[Exercise details]:
How many of the lines contain the string "JSON"? Give the number, with no other words.

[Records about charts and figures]

################

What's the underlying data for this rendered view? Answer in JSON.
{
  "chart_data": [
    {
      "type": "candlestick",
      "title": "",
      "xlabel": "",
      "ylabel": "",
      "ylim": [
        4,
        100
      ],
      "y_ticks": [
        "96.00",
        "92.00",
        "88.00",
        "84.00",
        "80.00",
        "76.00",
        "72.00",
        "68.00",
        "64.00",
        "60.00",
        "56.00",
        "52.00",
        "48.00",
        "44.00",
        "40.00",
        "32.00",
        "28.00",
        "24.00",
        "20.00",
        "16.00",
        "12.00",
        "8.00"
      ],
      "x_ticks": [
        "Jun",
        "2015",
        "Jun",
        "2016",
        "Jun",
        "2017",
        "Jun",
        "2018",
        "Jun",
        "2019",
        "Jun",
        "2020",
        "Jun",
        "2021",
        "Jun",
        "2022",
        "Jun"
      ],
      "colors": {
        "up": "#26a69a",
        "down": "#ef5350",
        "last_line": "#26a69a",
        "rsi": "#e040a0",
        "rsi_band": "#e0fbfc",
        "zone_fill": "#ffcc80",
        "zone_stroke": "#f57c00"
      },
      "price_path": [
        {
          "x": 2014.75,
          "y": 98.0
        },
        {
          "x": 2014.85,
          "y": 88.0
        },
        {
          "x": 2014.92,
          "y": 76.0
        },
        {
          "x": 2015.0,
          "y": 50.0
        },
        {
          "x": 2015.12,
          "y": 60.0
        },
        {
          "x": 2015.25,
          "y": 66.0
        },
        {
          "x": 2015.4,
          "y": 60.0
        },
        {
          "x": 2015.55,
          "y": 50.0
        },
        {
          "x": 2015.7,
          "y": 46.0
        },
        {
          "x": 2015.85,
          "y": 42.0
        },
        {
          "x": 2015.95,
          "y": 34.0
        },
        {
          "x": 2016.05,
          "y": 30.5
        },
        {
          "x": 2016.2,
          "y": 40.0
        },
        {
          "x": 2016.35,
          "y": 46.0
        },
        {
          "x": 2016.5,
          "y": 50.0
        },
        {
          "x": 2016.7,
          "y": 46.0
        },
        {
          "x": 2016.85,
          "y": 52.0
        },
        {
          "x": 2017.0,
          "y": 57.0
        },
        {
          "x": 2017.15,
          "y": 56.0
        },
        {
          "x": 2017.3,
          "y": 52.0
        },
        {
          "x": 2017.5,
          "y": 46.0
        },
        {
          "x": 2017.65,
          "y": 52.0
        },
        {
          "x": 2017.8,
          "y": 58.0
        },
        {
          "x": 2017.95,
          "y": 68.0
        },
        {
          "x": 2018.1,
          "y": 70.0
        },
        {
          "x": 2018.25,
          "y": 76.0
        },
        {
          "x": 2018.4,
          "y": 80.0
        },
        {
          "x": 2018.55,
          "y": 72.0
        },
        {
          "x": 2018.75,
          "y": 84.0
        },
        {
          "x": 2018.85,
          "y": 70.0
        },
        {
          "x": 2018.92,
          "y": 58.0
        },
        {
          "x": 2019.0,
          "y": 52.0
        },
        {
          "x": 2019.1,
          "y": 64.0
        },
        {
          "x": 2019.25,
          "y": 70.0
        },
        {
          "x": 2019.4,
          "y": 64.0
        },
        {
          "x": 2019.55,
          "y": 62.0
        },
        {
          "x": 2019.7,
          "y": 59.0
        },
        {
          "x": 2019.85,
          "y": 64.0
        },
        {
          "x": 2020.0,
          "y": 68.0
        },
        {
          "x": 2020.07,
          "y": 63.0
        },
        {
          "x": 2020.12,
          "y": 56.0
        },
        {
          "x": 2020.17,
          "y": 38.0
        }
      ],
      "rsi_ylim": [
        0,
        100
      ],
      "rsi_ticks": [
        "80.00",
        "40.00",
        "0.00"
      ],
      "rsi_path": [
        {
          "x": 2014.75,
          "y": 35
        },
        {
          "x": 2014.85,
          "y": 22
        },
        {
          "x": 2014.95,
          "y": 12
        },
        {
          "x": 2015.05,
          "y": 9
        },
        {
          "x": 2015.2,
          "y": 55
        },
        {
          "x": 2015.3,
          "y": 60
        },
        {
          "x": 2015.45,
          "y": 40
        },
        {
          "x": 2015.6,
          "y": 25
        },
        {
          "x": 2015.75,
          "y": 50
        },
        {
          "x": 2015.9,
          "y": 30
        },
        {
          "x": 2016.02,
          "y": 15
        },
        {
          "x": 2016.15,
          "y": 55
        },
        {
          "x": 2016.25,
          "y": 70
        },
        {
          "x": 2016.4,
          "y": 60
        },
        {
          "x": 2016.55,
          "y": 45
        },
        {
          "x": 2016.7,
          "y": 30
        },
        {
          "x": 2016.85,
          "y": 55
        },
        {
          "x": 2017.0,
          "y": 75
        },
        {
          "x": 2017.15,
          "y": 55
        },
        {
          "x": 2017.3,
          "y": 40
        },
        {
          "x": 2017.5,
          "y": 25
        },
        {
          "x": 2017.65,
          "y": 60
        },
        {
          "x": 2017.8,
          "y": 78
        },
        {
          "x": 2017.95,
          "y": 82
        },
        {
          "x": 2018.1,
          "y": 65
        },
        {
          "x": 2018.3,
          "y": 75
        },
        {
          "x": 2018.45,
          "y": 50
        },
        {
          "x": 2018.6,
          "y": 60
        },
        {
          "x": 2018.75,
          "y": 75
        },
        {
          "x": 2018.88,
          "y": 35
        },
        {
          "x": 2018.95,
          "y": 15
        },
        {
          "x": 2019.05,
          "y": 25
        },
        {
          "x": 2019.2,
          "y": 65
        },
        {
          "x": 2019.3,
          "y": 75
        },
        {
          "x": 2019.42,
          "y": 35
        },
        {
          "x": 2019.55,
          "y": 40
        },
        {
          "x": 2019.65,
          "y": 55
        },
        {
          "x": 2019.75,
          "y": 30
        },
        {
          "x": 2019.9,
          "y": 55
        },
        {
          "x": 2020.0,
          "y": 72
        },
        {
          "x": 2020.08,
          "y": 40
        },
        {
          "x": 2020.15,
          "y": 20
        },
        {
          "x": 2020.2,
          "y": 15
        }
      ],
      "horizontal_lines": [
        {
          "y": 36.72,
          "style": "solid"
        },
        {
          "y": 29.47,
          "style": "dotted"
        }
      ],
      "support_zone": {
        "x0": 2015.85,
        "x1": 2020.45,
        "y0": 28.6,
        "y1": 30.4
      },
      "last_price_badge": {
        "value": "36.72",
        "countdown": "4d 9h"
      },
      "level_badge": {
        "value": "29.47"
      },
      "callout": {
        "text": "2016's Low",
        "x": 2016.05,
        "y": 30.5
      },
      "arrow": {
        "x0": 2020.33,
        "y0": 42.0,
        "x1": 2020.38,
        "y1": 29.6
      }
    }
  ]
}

################

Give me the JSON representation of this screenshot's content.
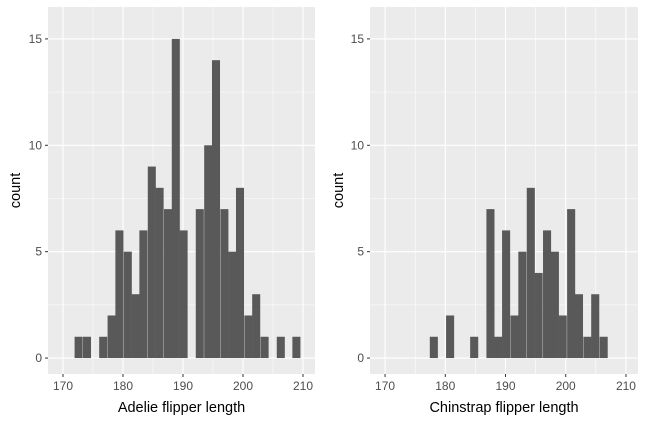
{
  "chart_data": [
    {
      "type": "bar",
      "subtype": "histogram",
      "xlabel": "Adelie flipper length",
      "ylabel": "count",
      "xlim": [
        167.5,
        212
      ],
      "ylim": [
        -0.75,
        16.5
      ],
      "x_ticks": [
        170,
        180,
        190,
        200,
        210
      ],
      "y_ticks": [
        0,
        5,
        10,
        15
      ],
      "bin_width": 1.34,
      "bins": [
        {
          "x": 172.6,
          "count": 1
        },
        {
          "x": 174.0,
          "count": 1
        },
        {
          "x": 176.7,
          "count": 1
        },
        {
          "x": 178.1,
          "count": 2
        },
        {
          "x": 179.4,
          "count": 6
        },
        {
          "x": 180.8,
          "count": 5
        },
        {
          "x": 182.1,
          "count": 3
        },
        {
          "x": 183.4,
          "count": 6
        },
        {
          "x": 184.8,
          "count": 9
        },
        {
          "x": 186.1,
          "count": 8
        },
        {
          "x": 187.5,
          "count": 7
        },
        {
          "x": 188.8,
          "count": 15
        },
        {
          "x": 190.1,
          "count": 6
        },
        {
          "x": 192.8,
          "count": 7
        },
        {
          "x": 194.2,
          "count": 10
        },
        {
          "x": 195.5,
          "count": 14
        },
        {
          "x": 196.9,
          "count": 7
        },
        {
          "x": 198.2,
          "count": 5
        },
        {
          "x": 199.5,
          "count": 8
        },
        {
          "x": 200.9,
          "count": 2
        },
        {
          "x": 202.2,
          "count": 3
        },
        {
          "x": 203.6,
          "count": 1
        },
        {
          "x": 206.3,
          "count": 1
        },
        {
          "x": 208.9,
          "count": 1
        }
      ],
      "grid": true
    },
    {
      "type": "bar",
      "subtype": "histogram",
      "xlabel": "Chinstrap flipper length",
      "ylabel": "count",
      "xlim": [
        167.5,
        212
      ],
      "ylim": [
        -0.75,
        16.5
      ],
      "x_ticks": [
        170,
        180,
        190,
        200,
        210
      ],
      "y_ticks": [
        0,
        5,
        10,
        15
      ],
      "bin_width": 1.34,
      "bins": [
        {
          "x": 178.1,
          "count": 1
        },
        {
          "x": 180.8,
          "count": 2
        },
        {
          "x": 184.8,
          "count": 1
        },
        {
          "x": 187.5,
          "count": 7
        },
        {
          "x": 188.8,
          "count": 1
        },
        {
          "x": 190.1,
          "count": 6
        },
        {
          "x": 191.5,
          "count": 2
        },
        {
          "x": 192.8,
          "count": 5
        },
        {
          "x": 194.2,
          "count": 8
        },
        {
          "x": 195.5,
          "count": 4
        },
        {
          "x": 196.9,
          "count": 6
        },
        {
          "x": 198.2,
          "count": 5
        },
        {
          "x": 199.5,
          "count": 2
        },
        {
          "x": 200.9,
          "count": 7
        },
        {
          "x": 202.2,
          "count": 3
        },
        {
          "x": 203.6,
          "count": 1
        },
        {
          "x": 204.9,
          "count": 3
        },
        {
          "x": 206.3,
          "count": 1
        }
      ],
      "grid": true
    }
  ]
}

################

[Answer below]:
2